● **Material to process**:
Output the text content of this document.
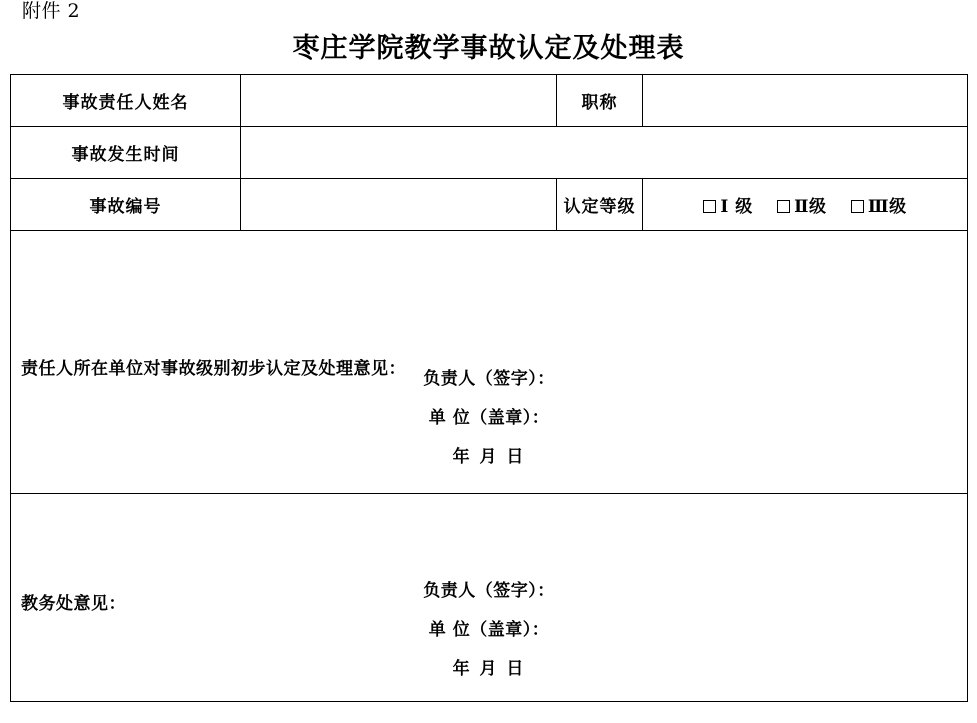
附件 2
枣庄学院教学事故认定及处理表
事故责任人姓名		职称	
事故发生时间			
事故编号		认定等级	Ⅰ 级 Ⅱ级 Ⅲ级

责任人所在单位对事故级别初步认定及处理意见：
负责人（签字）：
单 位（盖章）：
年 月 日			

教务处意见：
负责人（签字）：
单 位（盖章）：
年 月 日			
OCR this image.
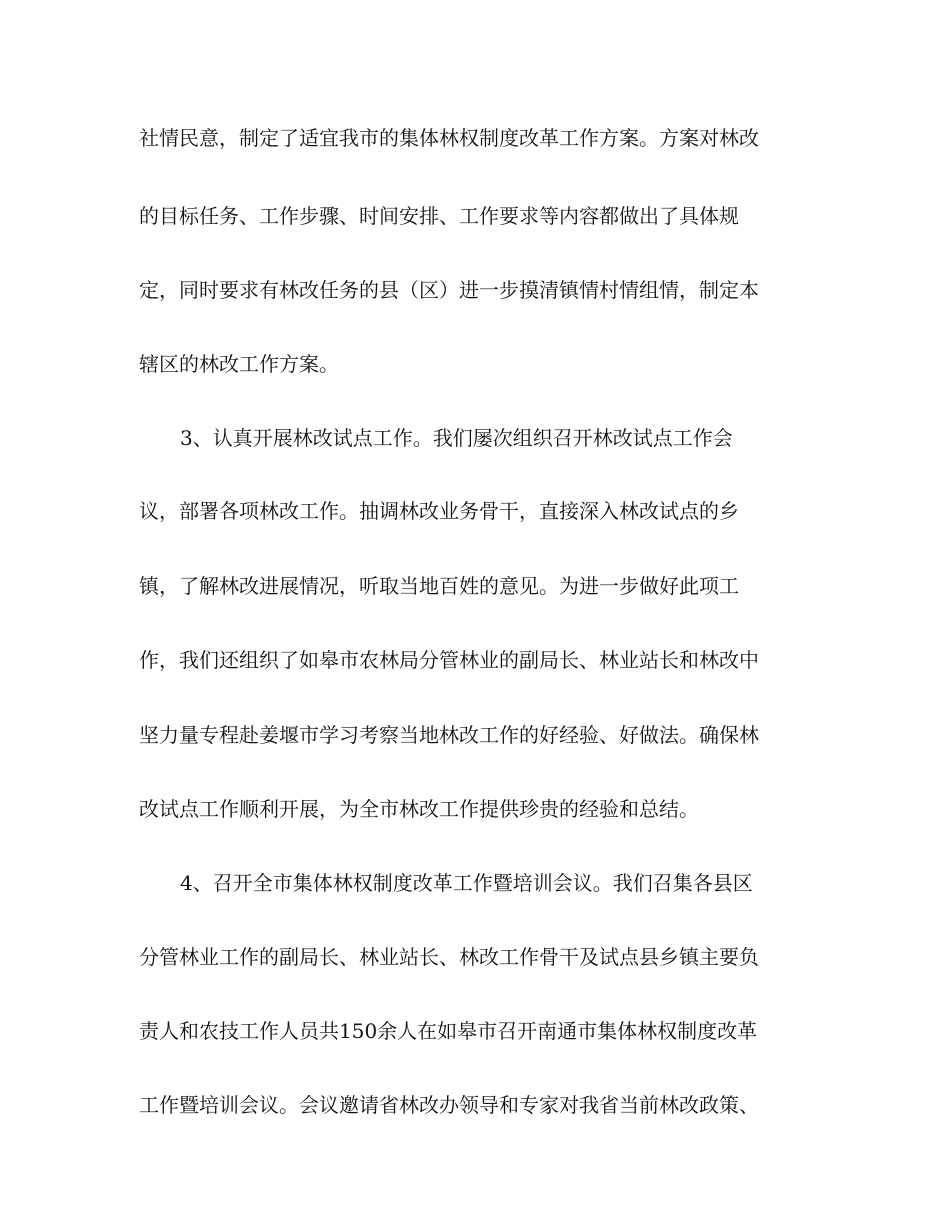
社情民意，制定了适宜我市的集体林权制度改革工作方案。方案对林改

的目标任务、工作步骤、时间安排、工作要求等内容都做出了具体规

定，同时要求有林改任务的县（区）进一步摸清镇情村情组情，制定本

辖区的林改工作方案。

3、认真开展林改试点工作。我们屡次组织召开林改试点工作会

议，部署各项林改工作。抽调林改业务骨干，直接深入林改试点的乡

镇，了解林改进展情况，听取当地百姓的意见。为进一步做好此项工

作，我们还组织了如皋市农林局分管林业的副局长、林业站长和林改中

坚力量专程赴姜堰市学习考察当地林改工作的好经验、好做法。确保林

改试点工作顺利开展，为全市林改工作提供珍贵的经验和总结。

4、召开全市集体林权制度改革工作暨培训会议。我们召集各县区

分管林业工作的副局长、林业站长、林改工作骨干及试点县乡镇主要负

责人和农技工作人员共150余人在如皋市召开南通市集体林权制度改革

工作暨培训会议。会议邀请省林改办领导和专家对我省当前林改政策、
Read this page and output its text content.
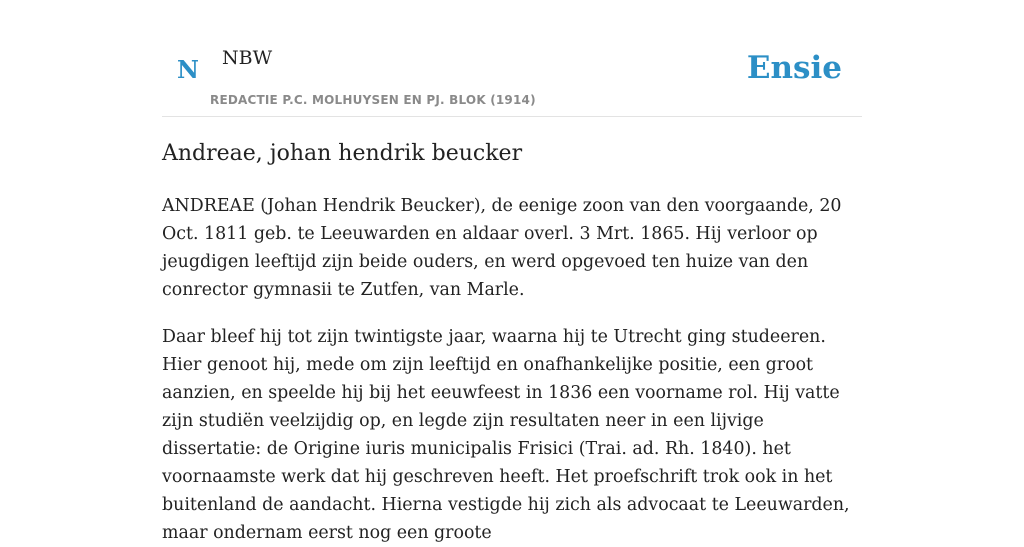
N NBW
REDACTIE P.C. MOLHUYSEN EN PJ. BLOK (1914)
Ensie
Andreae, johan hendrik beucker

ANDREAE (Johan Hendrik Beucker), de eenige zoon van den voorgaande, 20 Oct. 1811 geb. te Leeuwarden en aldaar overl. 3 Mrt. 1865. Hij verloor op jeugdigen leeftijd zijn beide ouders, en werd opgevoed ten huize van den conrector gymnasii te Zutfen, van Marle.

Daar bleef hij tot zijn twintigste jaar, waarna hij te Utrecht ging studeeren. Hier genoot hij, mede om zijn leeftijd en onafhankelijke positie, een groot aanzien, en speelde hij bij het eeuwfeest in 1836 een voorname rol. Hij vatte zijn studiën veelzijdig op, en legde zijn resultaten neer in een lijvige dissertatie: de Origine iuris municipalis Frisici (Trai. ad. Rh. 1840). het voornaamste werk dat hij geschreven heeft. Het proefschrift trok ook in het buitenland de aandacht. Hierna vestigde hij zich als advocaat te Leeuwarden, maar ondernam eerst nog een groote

● **Exercise**: Pull out all lines from the entries above in which the word "text" appears.

● **Expected answer**:
Output the text content of this document.
Read this page and output its text content.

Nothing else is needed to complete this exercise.